===== Exercise data =====
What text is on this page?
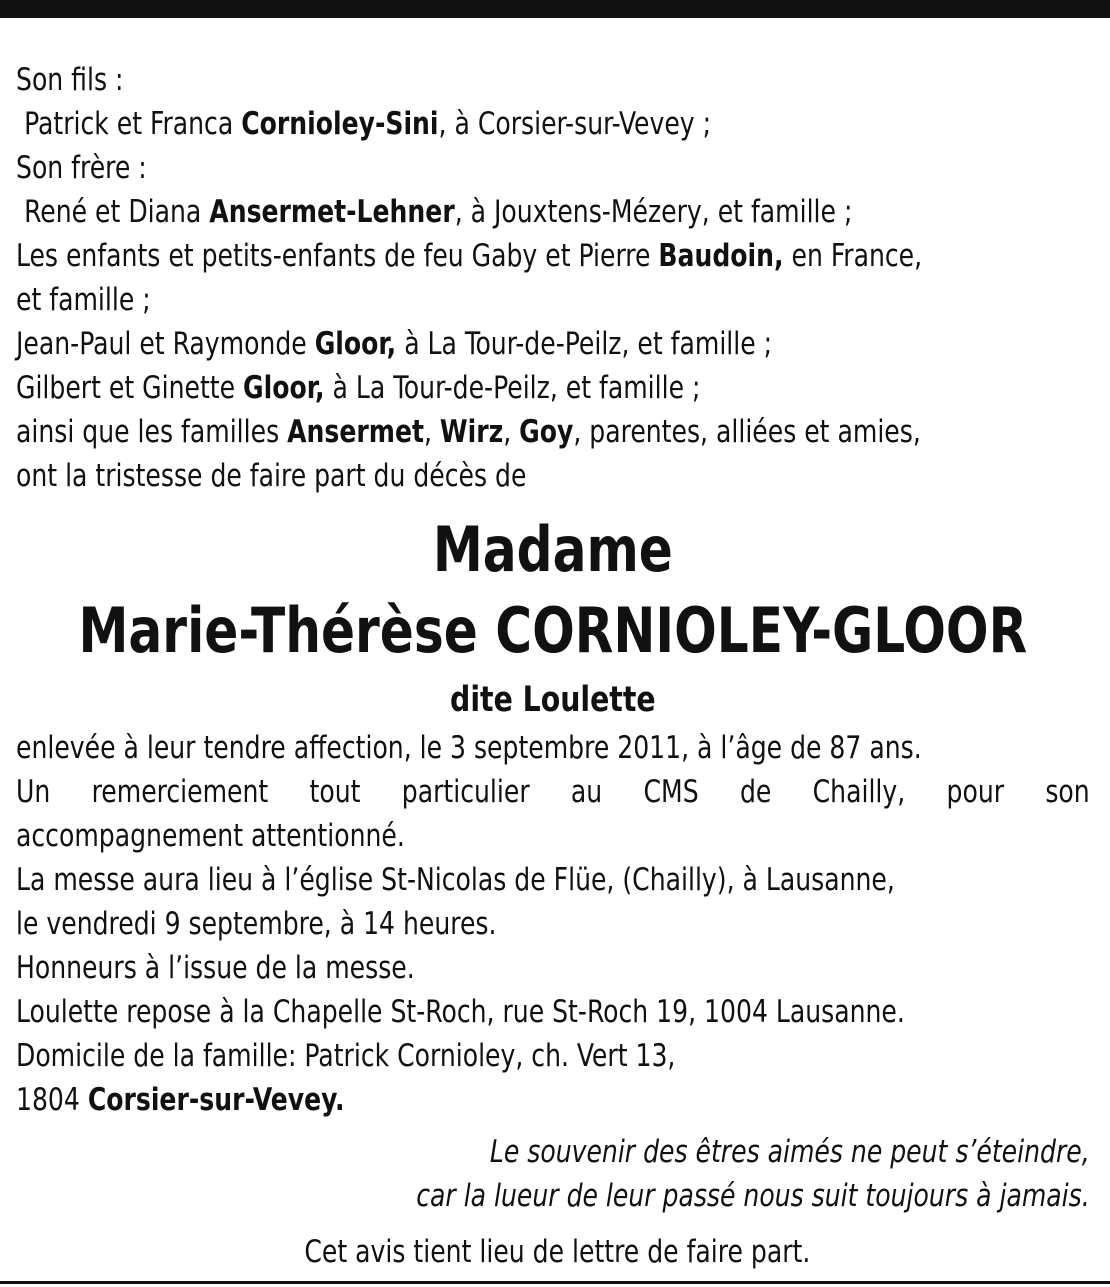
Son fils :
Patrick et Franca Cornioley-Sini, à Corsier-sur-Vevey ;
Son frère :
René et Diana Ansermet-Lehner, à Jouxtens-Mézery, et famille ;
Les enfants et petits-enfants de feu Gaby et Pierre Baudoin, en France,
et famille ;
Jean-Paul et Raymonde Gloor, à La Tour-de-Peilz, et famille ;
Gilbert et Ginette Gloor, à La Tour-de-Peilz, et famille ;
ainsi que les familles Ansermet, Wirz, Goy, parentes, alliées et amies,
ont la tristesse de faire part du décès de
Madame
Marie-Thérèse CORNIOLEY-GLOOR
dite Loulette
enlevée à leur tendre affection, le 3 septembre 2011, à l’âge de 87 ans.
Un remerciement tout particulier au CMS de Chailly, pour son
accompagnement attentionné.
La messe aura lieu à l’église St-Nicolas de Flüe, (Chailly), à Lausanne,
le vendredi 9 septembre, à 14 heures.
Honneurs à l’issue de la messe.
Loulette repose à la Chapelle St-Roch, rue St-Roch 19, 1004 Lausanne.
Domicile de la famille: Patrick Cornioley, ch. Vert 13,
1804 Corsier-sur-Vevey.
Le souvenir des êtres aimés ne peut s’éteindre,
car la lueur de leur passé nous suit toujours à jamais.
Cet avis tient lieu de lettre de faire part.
=====
===== Exercise data =====
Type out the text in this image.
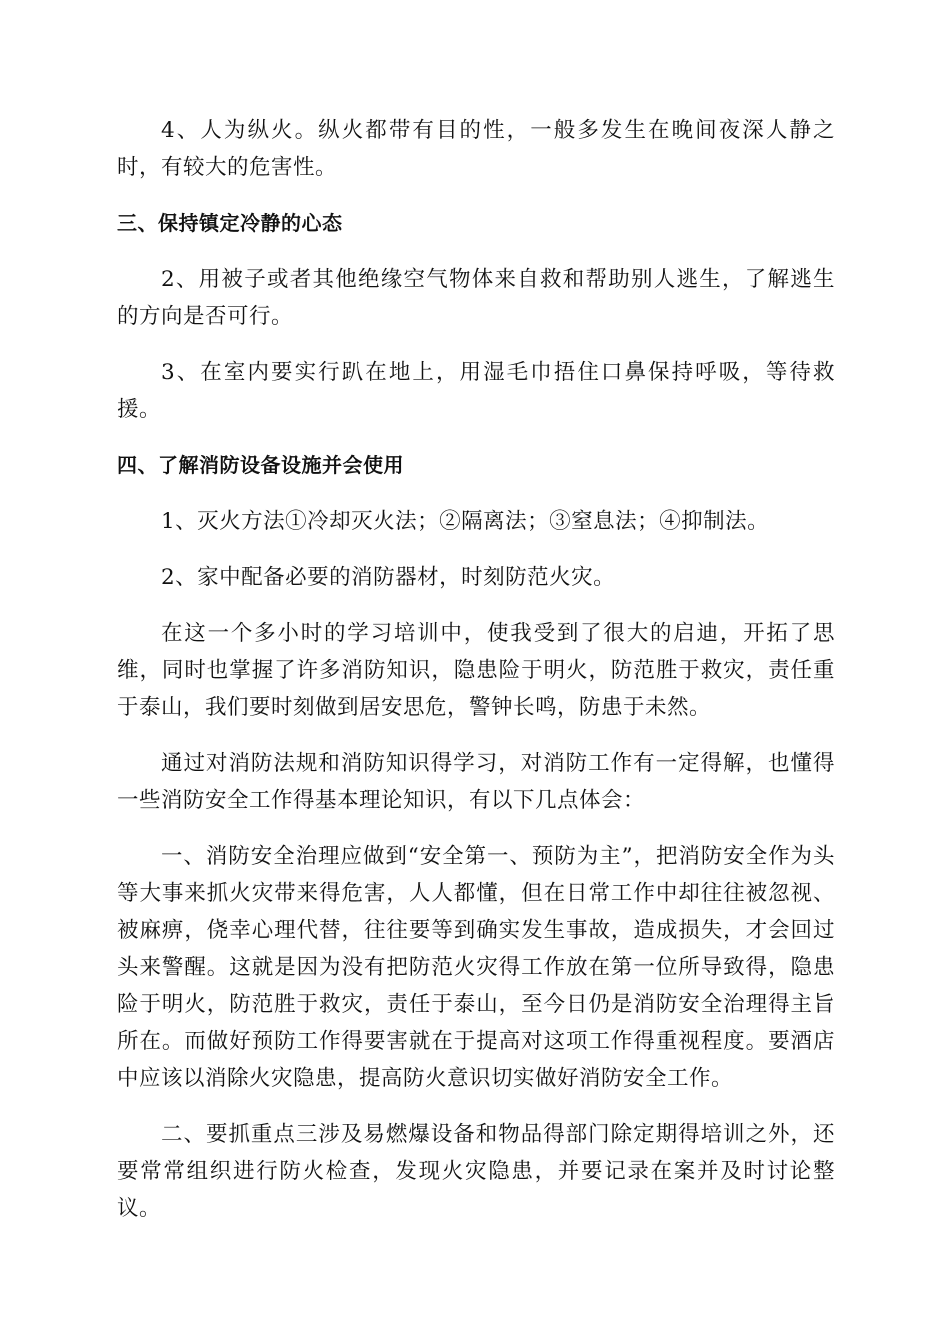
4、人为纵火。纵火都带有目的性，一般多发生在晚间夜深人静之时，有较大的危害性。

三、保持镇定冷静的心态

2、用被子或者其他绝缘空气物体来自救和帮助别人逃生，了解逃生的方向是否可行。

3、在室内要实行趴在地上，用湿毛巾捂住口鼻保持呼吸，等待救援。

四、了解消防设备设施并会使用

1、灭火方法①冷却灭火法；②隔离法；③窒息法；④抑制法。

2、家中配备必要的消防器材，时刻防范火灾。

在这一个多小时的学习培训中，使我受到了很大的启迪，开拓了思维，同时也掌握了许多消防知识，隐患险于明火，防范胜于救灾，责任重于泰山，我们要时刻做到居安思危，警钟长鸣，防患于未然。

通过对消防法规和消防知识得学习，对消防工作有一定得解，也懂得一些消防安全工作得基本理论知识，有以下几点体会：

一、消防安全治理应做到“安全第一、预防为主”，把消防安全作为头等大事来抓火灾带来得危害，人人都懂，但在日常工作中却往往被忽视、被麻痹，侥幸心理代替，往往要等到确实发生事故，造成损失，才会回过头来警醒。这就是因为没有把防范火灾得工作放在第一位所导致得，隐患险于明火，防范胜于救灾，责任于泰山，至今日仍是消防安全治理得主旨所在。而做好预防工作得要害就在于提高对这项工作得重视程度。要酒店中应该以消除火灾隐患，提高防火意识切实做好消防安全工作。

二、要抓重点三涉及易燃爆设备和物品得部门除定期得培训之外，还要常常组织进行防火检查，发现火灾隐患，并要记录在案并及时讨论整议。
=====
■ **Task to carry out**
Every line in the data that holds "faire" should be copied out.

■ **Final result**
ont la tristesse de faire part du décès de
Cet avis tient lieu de lettre de faire part.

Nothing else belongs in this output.